Task requirements>
Hunt for the word "Quản" across the entries below, copying each line that holds it.

• • • •

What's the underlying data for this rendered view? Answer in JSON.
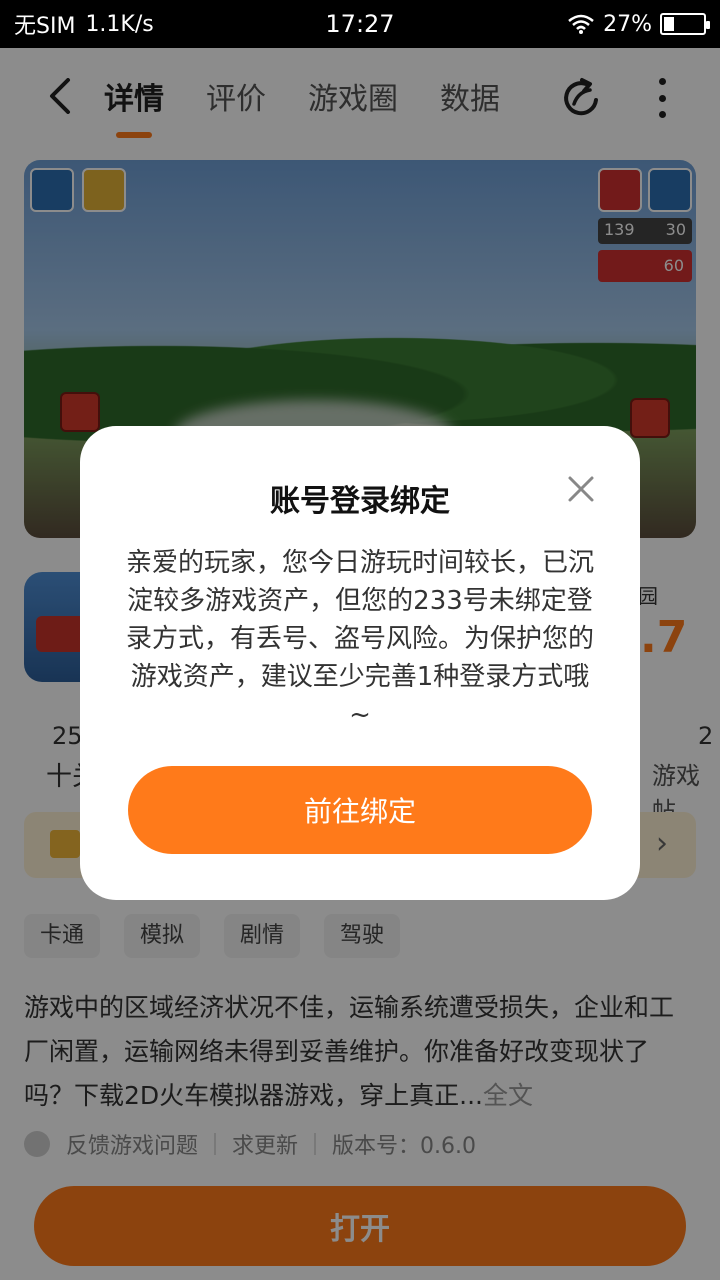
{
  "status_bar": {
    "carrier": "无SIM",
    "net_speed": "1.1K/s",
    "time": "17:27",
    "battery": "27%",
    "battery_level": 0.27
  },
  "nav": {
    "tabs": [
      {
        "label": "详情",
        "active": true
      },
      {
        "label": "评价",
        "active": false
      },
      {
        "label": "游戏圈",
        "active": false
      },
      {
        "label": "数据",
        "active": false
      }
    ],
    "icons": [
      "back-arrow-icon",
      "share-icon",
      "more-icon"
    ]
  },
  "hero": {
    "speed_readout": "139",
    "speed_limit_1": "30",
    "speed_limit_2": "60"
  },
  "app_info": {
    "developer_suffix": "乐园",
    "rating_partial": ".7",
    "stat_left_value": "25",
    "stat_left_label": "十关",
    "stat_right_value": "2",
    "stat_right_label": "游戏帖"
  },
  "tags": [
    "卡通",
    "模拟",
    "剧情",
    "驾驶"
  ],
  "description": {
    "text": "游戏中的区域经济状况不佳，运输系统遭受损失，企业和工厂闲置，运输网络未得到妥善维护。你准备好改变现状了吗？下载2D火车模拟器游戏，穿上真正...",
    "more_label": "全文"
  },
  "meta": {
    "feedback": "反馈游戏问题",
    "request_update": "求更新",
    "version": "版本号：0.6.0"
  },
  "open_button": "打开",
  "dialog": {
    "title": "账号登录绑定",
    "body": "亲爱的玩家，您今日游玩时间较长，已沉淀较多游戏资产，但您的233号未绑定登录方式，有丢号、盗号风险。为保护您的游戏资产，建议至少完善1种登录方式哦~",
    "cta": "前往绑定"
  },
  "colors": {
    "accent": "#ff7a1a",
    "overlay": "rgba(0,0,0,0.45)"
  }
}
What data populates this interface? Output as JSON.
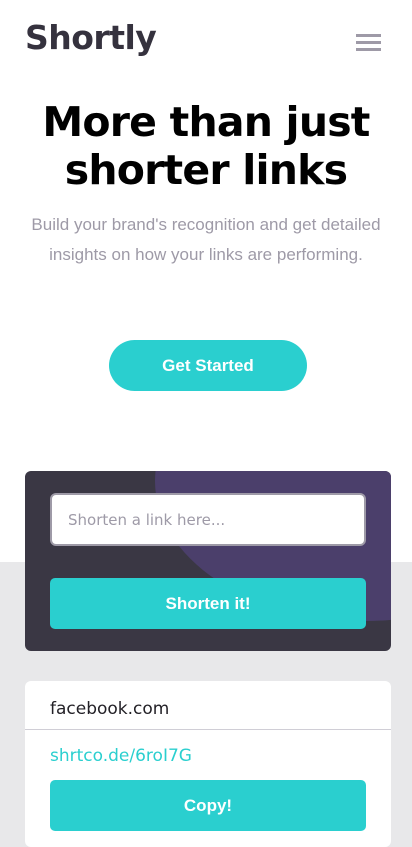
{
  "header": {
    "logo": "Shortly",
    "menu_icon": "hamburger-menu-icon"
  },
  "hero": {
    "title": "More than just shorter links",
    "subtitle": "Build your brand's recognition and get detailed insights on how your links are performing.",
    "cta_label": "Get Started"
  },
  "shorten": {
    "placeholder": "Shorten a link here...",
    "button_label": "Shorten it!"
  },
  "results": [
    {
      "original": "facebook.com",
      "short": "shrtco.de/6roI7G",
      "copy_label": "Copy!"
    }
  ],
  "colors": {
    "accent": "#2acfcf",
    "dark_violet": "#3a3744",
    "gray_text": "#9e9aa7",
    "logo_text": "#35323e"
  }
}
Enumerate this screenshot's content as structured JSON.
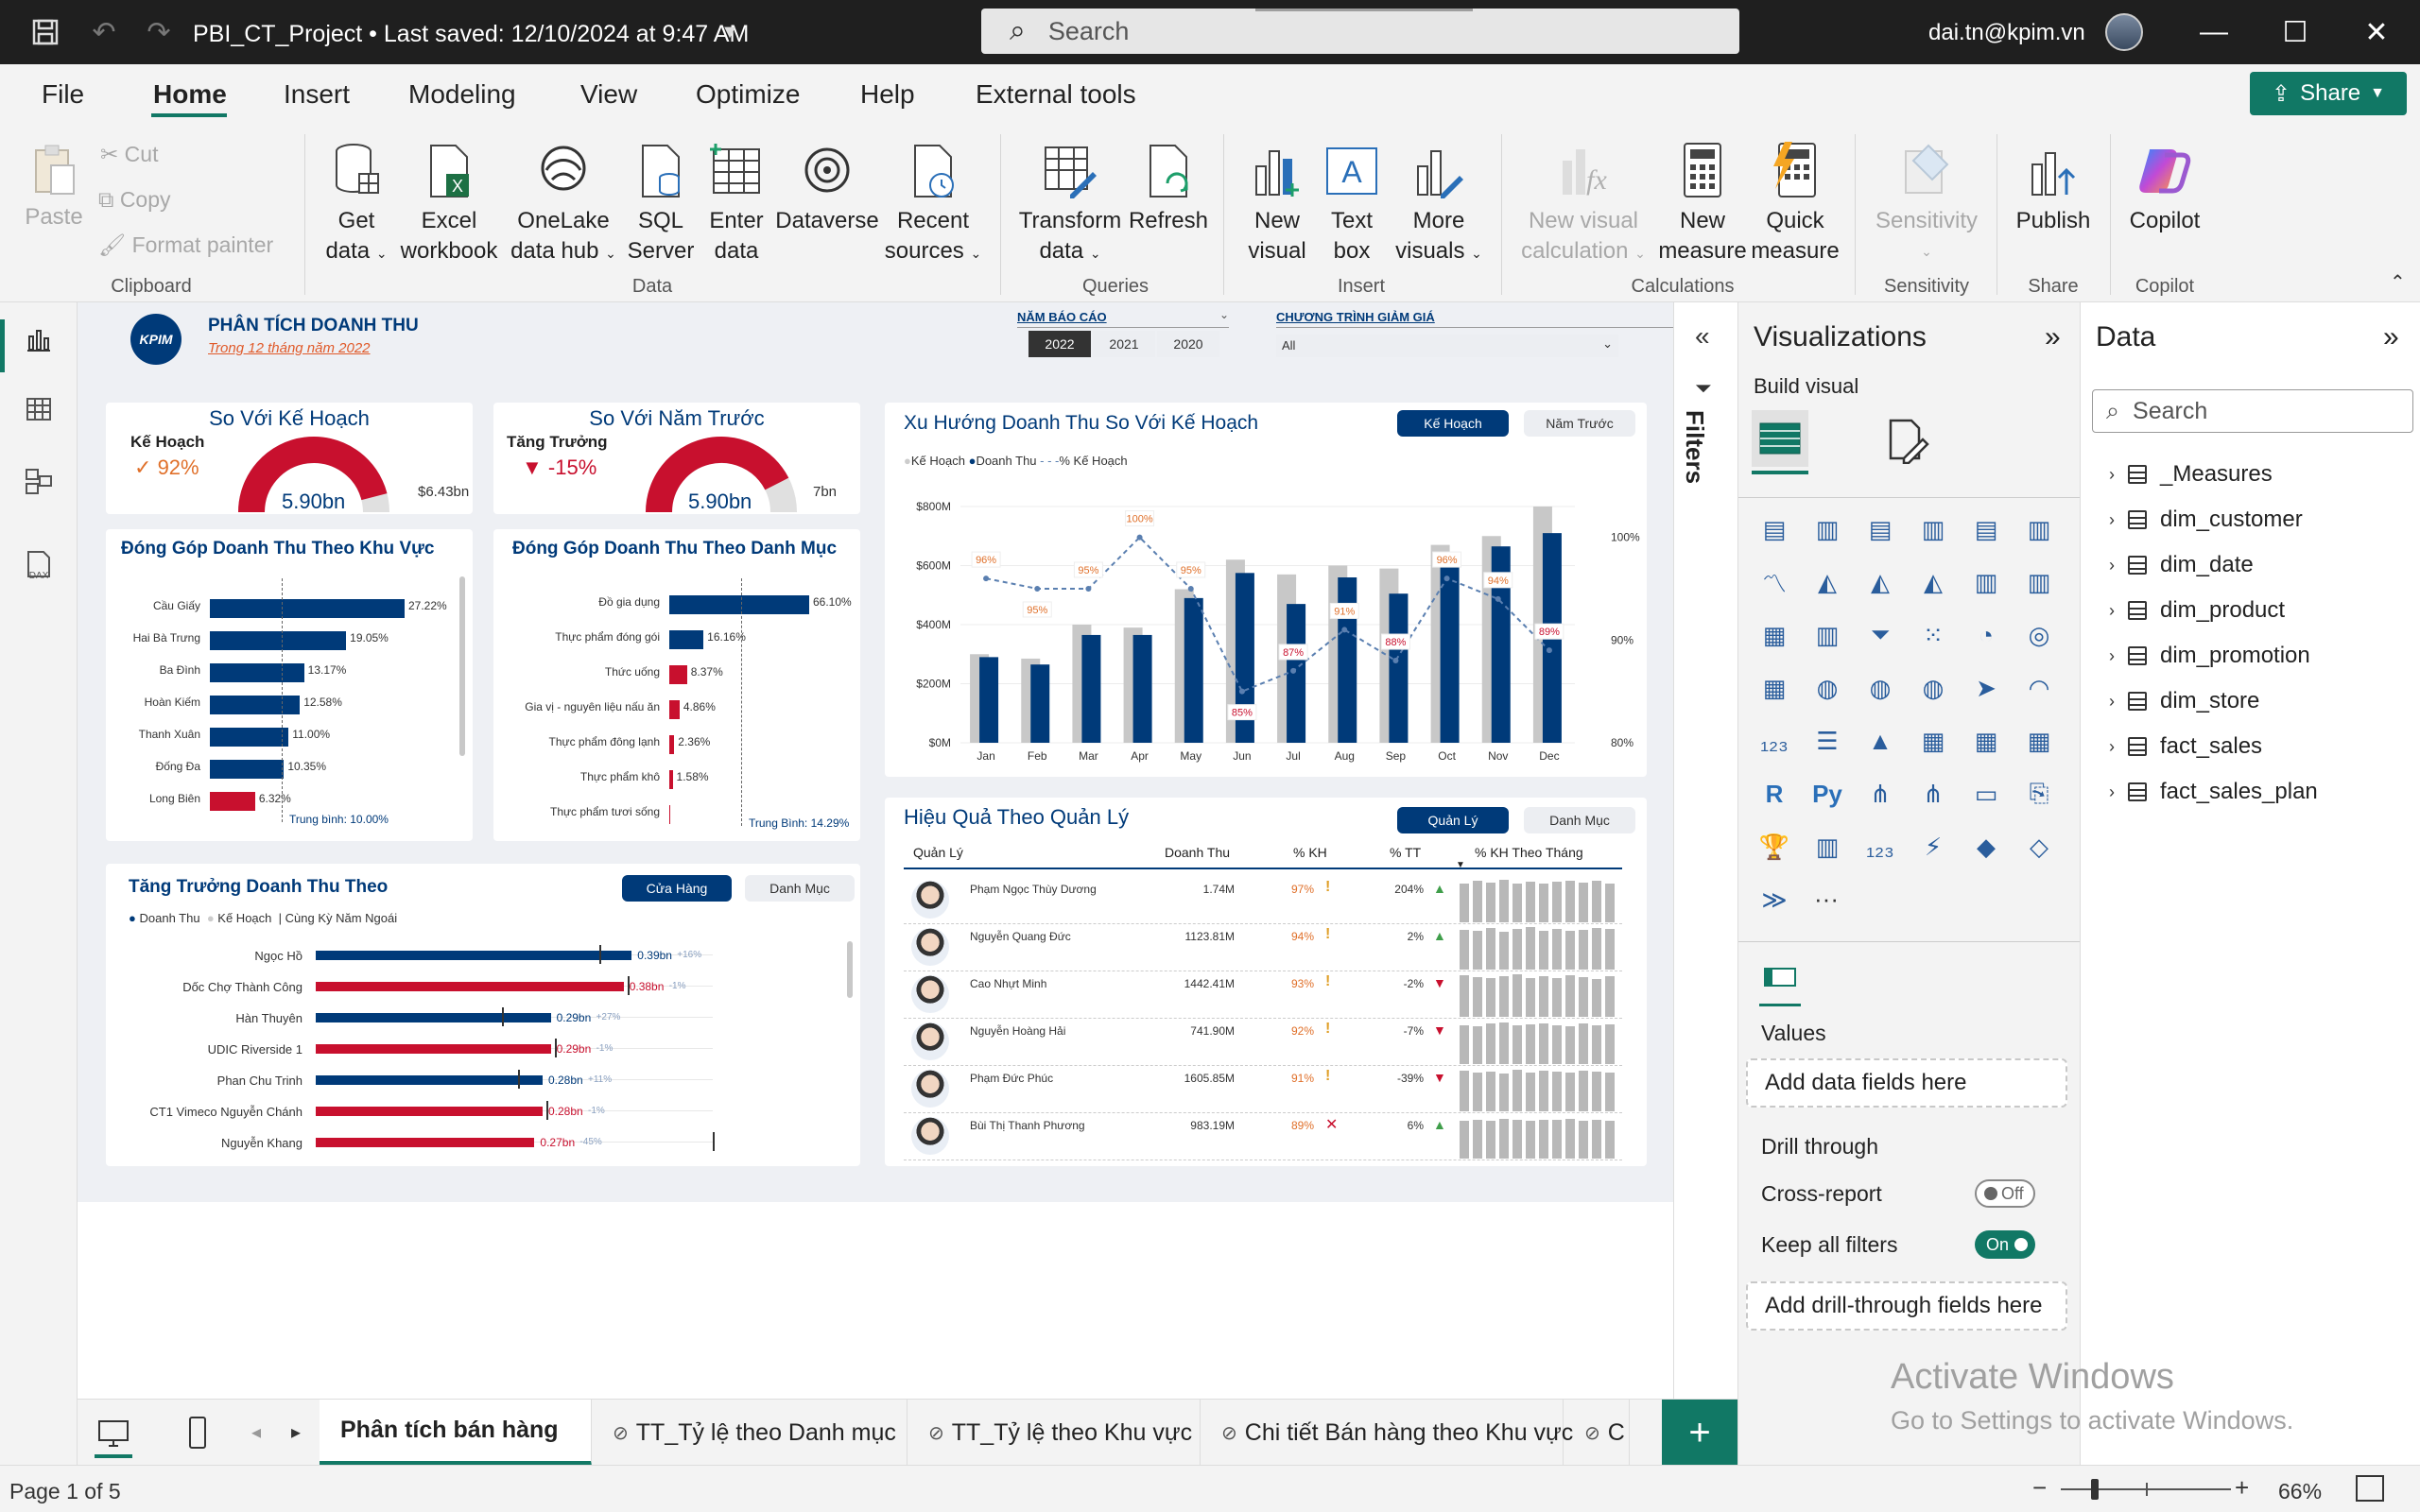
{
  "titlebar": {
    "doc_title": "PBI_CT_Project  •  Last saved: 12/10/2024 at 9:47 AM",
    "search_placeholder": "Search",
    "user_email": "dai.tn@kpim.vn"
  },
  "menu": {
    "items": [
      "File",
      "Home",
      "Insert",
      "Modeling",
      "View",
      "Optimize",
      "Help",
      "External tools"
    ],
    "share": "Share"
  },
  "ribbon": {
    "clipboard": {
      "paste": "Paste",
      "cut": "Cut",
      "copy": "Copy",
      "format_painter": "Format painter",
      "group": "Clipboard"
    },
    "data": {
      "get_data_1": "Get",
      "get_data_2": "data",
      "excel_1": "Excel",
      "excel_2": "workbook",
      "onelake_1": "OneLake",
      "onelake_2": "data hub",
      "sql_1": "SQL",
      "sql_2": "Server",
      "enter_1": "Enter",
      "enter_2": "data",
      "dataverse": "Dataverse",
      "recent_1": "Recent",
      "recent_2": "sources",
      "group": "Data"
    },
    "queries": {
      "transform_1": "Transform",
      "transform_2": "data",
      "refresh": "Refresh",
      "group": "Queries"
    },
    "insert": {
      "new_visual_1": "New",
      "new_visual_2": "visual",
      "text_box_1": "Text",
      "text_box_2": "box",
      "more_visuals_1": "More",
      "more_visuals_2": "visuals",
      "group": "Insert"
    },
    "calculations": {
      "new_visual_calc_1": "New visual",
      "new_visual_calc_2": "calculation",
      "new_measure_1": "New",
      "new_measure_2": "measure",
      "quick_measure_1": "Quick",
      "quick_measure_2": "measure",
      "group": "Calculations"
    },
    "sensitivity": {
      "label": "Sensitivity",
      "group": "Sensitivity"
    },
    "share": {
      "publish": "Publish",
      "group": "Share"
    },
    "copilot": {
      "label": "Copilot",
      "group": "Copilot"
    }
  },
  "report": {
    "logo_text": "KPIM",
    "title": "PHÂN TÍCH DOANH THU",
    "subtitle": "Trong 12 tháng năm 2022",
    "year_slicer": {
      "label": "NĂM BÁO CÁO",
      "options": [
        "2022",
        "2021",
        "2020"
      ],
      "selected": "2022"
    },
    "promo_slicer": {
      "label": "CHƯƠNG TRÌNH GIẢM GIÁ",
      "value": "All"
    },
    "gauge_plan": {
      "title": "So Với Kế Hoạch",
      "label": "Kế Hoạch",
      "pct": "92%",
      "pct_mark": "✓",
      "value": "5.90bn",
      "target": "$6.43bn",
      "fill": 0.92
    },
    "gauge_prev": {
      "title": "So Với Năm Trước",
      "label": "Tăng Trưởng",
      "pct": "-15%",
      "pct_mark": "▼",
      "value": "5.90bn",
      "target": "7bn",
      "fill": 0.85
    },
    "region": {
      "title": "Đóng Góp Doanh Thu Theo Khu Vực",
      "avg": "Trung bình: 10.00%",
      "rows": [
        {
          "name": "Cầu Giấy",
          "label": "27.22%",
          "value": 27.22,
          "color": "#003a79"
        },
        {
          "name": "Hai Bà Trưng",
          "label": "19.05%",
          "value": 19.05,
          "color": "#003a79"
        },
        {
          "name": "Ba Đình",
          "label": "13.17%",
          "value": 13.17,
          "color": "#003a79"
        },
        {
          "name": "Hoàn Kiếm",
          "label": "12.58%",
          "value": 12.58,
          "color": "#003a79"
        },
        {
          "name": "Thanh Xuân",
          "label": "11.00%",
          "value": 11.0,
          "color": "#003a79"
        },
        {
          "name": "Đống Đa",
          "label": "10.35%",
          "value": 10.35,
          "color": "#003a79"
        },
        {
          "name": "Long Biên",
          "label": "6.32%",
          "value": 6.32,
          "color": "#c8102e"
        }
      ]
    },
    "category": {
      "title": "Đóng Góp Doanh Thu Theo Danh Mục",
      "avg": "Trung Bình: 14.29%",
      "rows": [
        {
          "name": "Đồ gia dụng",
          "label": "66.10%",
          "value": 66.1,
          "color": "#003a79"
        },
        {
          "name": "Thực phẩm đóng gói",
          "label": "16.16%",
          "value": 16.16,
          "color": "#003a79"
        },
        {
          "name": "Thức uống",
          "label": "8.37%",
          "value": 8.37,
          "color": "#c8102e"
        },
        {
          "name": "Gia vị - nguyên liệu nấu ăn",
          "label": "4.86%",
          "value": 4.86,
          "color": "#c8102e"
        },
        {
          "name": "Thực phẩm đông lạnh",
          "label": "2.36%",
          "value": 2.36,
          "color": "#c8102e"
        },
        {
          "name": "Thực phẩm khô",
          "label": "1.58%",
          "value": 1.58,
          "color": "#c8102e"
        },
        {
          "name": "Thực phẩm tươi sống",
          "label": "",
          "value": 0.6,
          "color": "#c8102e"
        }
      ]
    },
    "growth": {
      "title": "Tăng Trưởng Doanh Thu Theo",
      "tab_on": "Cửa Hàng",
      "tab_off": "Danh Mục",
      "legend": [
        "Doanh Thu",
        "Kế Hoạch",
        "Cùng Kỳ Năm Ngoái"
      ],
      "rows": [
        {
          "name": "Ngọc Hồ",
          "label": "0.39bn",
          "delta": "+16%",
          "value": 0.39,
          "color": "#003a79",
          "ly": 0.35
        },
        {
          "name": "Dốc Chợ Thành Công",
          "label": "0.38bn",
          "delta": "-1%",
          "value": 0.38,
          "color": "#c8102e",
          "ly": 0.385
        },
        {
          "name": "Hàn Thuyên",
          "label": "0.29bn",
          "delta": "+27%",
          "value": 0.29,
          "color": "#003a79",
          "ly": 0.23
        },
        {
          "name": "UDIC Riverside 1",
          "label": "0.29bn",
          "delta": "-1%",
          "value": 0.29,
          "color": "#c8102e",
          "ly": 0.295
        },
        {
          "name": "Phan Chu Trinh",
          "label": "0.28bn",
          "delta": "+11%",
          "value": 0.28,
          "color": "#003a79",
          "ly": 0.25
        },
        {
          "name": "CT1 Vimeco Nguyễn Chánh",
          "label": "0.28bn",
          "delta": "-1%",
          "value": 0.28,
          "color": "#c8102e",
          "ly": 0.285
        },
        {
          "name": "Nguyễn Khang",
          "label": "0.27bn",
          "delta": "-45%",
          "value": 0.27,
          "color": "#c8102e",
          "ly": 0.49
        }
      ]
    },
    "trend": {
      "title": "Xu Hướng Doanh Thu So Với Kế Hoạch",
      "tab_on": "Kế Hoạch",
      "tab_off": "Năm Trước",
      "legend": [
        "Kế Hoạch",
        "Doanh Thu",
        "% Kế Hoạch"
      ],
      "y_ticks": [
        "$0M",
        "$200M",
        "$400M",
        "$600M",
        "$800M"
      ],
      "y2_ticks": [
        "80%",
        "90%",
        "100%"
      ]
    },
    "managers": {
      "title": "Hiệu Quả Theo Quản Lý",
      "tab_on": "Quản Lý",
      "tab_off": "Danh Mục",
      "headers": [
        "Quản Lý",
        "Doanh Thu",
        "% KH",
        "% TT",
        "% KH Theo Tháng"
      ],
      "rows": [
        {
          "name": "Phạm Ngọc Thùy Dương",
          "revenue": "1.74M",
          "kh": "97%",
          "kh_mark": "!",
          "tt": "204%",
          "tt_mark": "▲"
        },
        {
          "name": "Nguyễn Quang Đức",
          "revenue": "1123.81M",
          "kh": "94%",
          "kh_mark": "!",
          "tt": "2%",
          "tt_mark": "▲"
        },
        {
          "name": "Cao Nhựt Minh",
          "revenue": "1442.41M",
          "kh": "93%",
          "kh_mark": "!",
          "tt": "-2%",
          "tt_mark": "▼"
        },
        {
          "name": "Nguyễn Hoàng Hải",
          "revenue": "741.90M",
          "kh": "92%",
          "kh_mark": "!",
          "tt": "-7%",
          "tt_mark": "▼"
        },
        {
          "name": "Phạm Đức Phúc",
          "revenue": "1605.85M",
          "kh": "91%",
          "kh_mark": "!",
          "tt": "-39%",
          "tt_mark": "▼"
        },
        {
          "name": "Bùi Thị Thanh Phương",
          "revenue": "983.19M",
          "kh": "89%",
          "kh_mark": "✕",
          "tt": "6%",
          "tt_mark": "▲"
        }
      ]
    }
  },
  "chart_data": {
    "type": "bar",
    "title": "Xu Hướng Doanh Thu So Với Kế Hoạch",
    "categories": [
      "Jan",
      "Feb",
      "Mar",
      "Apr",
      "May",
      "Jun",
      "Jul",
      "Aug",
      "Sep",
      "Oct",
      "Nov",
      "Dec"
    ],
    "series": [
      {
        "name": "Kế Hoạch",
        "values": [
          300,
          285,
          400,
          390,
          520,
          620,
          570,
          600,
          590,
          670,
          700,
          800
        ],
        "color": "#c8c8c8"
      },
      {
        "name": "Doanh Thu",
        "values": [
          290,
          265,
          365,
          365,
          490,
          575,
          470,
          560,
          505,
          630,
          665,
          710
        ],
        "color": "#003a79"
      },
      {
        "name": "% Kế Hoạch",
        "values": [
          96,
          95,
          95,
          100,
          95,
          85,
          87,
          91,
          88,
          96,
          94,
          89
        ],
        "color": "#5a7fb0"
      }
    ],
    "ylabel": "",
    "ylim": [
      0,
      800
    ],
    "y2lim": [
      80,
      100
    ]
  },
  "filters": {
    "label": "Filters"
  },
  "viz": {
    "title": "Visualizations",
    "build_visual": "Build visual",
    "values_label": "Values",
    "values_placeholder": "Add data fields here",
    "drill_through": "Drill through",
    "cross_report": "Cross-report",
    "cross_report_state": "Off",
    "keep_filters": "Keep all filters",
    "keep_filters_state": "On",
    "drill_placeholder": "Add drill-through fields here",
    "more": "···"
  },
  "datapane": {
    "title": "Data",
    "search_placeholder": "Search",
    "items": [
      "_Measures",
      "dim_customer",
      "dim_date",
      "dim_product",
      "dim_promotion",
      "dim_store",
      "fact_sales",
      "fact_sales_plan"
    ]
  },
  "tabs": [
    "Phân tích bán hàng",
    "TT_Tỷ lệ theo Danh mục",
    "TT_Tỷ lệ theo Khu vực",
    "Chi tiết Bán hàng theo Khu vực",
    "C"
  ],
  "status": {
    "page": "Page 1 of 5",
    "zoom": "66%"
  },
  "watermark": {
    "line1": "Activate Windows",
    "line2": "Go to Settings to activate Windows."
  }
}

• • • •

Solution>
      "title": "Hiệu Quả Theo Quản Lý",
      "tab_on": "Quản Lý",
        "Quản Lý",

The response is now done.